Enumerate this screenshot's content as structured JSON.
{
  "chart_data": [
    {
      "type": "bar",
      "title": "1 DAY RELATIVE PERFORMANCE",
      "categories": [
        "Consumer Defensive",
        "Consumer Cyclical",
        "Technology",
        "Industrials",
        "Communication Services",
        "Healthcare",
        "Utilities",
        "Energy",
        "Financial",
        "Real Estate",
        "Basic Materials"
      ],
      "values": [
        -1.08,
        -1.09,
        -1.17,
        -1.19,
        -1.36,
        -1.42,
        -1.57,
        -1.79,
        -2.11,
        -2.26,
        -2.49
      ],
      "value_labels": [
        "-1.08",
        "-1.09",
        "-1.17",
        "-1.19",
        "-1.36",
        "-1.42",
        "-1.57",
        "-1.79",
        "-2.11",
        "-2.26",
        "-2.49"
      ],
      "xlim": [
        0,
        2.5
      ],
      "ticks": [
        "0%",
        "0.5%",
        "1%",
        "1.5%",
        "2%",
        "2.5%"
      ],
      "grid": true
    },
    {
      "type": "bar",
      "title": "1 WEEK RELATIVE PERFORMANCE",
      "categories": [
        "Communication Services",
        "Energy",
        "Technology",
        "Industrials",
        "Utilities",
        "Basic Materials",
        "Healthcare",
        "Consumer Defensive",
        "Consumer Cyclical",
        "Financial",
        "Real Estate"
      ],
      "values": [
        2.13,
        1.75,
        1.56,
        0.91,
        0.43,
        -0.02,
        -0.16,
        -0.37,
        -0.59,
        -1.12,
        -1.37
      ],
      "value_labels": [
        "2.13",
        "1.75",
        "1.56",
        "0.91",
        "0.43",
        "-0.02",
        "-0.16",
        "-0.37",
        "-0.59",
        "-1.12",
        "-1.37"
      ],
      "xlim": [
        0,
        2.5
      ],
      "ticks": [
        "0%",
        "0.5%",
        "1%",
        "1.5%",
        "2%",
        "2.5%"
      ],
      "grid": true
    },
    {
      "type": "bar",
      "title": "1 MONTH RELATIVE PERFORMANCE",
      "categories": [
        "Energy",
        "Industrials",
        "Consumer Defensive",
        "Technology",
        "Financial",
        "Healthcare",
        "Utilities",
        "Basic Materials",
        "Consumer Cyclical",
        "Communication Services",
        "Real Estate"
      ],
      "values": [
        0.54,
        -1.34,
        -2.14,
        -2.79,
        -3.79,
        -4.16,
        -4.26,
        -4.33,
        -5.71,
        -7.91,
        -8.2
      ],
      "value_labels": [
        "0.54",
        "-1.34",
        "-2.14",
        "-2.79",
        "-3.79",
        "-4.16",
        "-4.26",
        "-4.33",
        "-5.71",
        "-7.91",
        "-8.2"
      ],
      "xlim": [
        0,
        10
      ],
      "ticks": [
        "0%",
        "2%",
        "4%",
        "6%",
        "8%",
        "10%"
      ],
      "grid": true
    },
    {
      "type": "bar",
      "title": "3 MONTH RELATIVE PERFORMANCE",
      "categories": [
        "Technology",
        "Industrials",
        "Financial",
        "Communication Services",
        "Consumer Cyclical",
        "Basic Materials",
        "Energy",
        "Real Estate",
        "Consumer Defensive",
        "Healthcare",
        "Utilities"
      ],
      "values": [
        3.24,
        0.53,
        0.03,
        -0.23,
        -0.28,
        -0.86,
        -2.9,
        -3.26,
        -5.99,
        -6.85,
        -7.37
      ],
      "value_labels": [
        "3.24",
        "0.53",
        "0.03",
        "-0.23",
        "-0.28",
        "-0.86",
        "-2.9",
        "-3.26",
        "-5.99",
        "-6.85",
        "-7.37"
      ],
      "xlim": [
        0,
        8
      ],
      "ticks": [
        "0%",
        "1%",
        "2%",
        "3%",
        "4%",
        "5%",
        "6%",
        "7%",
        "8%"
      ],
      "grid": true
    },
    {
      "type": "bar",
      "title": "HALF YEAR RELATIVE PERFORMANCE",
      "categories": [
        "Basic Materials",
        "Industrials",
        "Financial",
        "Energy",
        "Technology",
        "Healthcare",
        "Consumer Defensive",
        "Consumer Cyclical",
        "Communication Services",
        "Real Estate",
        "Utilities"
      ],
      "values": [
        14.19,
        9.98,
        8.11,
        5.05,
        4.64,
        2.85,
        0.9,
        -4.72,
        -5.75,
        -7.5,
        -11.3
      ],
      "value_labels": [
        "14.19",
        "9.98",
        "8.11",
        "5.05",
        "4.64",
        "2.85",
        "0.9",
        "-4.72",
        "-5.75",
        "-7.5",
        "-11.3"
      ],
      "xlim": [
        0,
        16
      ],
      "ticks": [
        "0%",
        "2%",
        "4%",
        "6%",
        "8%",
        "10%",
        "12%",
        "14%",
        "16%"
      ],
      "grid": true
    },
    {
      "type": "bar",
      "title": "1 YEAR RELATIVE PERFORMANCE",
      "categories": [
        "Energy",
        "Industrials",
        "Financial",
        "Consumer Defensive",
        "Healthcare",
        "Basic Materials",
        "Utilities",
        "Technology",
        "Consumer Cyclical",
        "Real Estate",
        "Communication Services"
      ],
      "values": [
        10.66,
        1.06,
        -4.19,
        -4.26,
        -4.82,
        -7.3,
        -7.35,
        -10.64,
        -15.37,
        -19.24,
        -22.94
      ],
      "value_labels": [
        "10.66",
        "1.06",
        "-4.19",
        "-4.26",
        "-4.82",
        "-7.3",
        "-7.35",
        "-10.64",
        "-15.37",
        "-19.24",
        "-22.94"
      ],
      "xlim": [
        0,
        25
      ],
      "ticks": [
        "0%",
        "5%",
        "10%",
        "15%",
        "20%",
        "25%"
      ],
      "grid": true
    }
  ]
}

• • • • • • •

■ Stated problem
Send back each record exactly as it stands.

■ Task result
Enumerate this screenshot's content as structured JSON.
{
  "chart_data": [
    {
      "type": "bar",
      "title": "1 DAY RELATIVE PERFORMANCE",
      "categories": [
        "Consumer Defensive",
        "Consumer Cyclical",
        "Technology",
        "Industrials",
        "Communication Services",
        "Healthcare",
        "Utilities",
        "Energy",
        "Financial",
        "Real Estate",
        "Basic Materials"
      ],
      "values": [
        -1.08,
        -1.09,
        -1.17,
        -1.19,
        -1.36,
        -1.42,
        -1.57,
        -1.79,
        -2.11,
        -2.26,
        -2.49
      ],
      "value_labels": [
        "-1.08",
        "-1.09",
        "-1.17",
        "-1.19",
        "-1.36",
        "-1.42",
        "-1.57",
        "-1.79",
        "-2.11",
        "-2.26",
        "-2.49"
      ],
      "xlim": [
        0,
        2.5
      ],
      "ticks": [
        "0%",
        "0.5%",
        "1%",
        "1.5%",
        "2%",
        "2.5%"
      ],
      "grid": true
    },
    {
      "type": "bar",
      "title": "1 WEEK RELATIVE PERFORMANCE",
      "categories": [
        "Communication Services",
        "Energy",
        "Technology",
        "Industrials",
        "Utilities",
        "Basic Materials",
        "Healthcare",
        "Consumer Defensive",
        "Consumer Cyclical",
        "Financial",
        "Real Estate"
      ],
      "values": [
        2.13,
        1.75,
        1.56,
        0.91,
        0.43,
        -0.02,
        -0.16,
        -0.37,
        -0.59,
        -1.12,
        -1.37
      ],
      "value_labels": [
        "2.13",
        "1.75",
        "1.56",
        "0.91",
        "0.43",
        "-0.02",
        "-0.16",
        "-0.37",
        "-0.59",
        "-1.12",
        "-1.37"
      ],
      "xlim": [
        0,
        2.5
      ],
      "ticks": [
        "0%",
        "0.5%",
        "1%",
        "1.5%",
        "2%",
        "2.5%"
      ],
      "grid": true
    },
    {
      "type": "bar",
      "title": "1 MONTH RELATIVE PERFORMANCE",
      "categories": [
        "Energy",
        "Industrials",
        "Consumer Defensive",
        "Technology",
        "Financial",
        "Healthcare",
        "Utilities",
        "Basic Materials",
        "Consumer Cyclical",
        "Communication Services",
        "Real Estate"
      ],
      "values": [
        0.54,
        -1.34,
        -2.14,
        -2.79,
        -3.79,
        -4.16,
        -4.26,
        -4.33,
        -5.71,
        -7.91,
        -8.2
      ],
      "value_labels": [
        "0.54",
        "-1.34",
        "-2.14",
        "-2.79",
        "-3.79",
        "-4.16",
        "-4.26",
        "-4.33",
        "-5.71",
        "-7.91",
        "-8.2"
      ],
      "xlim": [
        0,
        10
      ],
      "ticks": [
        "0%",
        "2%",
        "4%",
        "6%",
        "8%",
        "10%"
      ],
      "grid": true
    },
    {
      "type": "bar",
      "title": "3 MONTH RELATIVE PERFORMANCE",
      "categories": [
        "Technology",
        "Industrials",
        "Financial",
        "Communication Services",
        "Consumer Cyclical",
        "Basic Materials",
        "Energy",
        "Real Estate",
        "Consumer Defensive",
        "Healthcare",
        "Utilities"
      ],
      "values": [
        3.24,
        0.53,
        0.03,
        -0.23,
        -0.28,
        -0.86,
        -2.9,
        -3.26,
        -5.99,
        -6.85,
        -7.37
      ],
      "value_labels": [
        "3.24",
        "0.53",
        "0.03",
        "-0.23",
        "-0.28",
        "-0.86",
        "-2.9",
        "-3.26",
        "-5.99",
        "-6.85",
        "-7.37"
      ],
      "xlim": [
        0,
        8
      ],
      "ticks": [
        "0%",
        "1%",
        "2%",
        "3%",
        "4%",
        "5%",
        "6%",
        "7%",
        "8%"
      ],
      "grid": true
    },
    {
      "type": "bar",
      "title": "HALF YEAR RELATIVE PERFORMANCE",
      "categories": [
        "Basic Materials",
        "Industrials",
        "Financial",
        "Energy",
        "Technology",
        "Healthcare",
        "Consumer Defensive",
        "Consumer Cyclical",
        "Communication Services",
        "Real Estate",
        "Utilities"
      ],
      "values": [
        14.19,
        9.98,
        8.11,
        5.05,
        4.64,
        2.85,
        0.9,
        -4.72,
        -5.75,
        -7.5,
        -11.3
      ],
      "value_labels": [
        "14.19",
        "9.98",
        "8.11",
        "5.05",
        "4.64",
        "2.85",
        "0.9",
        "-4.72",
        "-5.75",
        "-7.5",
        "-11.3"
      ],
      "xlim": [
        0,
        16
      ],
      "ticks": [
        "0%",
        "2%",
        "4%",
        "6%",
        "8%",
        "10%",
        "12%",
        "14%",
        "16%"
      ],
      "grid": true
    },
    {
      "type": "bar",
      "title": "1 YEAR RELATIVE PERFORMANCE",
      "categories": [
        "Energy",
        "Industrials",
        "Financial",
        "Consumer Defensive",
        "Healthcare",
        "Basic Materials",
        "Utilities",
        "Technology",
        "Consumer Cyclical",
        "Real Estate",
        "Communication Services"
      ],
      "values": [
        10.66,
        1.06,
        -4.19,
        -4.26,
        -4.82,
        -7.3,
        -7.35,
        -10.64,
        -15.37,
        -19.24,
        -22.94
      ],
      "value_labels": [
        "10.66",
        "1.06",
        "-4.19",
        "-4.26",
        "-4.82",
        "-7.3",
        "-7.35",
        "-10.64",
        "-15.37",
        "-19.24",
        "-22.94"
      ],
      "xlim": [
        0,
        25
      ],
      "ticks": [
        "0%",
        "5%",
        "10%",
        "15%",
        "20%",
        "25%"
      ],
      "grid": true
    }
  ]
}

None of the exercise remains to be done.